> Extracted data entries
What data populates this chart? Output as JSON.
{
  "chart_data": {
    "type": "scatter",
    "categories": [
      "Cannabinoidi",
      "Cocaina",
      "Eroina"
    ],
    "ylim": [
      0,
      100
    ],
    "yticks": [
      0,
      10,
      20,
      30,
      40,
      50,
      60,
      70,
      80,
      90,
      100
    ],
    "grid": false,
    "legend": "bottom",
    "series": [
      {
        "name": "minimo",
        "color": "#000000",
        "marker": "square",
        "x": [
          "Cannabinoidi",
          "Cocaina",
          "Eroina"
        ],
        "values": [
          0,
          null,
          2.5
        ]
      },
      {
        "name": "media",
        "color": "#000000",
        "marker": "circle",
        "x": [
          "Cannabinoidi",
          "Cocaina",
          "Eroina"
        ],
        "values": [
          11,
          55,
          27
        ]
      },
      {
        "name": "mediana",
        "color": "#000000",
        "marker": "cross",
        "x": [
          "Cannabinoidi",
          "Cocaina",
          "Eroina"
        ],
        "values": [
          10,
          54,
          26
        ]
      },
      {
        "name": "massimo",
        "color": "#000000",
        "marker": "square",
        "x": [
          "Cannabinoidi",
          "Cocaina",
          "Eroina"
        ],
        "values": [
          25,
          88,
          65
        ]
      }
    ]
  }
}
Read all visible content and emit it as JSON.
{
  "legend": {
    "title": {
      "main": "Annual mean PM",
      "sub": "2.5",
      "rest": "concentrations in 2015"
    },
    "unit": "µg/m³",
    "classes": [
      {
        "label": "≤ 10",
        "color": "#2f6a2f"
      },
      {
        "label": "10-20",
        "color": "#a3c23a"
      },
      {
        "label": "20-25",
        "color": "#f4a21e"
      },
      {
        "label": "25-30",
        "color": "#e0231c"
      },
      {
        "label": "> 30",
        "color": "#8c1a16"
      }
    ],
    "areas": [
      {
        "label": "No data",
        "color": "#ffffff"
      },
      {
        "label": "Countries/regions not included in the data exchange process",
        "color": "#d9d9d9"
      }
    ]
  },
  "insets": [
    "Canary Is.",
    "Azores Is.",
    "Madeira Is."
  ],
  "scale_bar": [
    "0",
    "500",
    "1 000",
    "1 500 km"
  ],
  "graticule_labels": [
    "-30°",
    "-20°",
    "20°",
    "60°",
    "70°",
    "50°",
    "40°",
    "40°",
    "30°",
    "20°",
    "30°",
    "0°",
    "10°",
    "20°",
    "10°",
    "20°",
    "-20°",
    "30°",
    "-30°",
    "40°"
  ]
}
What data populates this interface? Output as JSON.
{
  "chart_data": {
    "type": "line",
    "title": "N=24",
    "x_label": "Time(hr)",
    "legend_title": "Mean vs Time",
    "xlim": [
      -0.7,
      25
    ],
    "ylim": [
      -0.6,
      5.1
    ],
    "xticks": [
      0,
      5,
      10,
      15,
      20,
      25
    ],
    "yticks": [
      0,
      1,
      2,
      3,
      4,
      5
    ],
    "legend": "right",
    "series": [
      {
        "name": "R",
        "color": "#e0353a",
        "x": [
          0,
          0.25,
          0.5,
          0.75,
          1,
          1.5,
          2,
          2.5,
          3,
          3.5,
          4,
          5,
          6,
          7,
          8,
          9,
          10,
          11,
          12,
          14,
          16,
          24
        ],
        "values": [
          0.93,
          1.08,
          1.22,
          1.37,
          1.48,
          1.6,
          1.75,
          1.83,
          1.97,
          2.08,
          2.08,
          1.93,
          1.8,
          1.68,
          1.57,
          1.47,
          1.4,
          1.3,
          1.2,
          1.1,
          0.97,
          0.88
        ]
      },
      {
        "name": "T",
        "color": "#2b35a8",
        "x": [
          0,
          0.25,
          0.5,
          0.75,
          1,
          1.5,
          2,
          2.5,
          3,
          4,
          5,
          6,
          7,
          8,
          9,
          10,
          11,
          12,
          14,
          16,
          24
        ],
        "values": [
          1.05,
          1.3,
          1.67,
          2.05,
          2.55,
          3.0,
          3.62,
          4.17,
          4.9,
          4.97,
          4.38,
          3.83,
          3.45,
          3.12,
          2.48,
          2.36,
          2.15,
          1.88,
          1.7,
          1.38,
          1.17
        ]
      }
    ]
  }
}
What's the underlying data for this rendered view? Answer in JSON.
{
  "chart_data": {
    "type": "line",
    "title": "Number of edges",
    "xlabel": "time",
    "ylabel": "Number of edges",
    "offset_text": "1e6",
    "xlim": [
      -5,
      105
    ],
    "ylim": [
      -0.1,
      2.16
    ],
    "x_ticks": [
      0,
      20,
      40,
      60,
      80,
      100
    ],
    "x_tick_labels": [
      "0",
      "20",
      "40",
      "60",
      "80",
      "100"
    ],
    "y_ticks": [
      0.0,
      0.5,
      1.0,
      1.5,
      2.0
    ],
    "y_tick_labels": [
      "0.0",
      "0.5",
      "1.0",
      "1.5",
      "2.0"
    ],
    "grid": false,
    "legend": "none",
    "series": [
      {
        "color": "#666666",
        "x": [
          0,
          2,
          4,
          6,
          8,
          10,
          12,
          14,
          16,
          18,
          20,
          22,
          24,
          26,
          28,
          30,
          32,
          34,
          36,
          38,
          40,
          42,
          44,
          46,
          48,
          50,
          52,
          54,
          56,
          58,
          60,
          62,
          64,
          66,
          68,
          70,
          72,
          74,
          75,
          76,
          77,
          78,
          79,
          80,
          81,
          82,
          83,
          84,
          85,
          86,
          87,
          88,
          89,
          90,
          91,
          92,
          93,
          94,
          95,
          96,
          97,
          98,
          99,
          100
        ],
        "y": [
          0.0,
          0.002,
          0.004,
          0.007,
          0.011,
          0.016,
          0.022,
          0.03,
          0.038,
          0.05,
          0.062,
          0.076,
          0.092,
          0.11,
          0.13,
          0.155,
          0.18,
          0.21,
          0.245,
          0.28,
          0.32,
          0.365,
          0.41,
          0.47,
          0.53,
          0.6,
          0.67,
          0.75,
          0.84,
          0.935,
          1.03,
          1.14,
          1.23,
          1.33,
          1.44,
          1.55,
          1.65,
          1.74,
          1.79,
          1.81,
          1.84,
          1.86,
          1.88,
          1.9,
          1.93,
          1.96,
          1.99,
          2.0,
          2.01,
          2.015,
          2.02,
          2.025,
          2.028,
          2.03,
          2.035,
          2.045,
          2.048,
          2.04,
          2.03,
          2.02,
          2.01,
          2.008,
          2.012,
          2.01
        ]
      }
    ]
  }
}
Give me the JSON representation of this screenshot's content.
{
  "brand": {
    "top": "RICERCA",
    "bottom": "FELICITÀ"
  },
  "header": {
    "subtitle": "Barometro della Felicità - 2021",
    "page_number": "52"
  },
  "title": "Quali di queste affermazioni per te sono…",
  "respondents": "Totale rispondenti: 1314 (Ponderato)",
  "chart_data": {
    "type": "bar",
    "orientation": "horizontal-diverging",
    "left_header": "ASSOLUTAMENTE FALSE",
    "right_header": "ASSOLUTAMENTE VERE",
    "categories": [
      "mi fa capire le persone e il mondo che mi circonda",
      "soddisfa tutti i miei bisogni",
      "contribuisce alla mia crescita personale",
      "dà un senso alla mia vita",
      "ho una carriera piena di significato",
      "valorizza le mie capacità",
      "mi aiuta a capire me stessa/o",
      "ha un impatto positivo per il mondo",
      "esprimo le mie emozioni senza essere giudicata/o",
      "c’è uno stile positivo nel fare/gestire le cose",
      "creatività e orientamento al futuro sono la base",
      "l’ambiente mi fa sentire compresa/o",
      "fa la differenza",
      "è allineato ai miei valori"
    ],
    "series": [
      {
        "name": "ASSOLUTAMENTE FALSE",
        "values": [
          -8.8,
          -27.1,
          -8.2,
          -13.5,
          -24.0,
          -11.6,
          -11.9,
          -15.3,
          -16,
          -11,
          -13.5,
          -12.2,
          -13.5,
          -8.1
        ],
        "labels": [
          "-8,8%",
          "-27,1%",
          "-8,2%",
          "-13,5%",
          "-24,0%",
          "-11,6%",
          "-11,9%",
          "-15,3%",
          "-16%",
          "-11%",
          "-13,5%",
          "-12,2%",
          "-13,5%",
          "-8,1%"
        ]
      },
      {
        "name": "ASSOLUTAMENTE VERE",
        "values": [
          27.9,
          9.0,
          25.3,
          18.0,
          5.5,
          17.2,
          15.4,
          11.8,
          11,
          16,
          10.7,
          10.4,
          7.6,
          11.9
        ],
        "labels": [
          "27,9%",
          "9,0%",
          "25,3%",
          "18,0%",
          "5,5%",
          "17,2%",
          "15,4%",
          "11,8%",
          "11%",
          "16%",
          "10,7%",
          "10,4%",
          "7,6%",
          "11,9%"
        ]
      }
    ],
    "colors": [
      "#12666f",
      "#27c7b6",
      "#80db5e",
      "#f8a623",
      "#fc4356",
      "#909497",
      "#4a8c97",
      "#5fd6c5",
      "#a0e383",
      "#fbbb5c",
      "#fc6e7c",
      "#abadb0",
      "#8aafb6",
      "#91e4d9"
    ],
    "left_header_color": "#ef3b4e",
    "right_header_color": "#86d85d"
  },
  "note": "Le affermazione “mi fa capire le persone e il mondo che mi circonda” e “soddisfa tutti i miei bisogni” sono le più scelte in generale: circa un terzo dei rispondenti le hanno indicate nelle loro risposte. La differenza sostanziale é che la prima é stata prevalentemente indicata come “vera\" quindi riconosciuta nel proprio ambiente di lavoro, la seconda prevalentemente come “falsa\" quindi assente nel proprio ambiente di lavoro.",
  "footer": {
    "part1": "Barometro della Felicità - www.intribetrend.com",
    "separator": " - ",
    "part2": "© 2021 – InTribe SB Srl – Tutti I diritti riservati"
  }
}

> WHAT IS EXPECTED
Within the records above, how many lines include the word "ASSOLUTAMENTE"? State the number by itself.

> ANSWER FOR THE TASK
4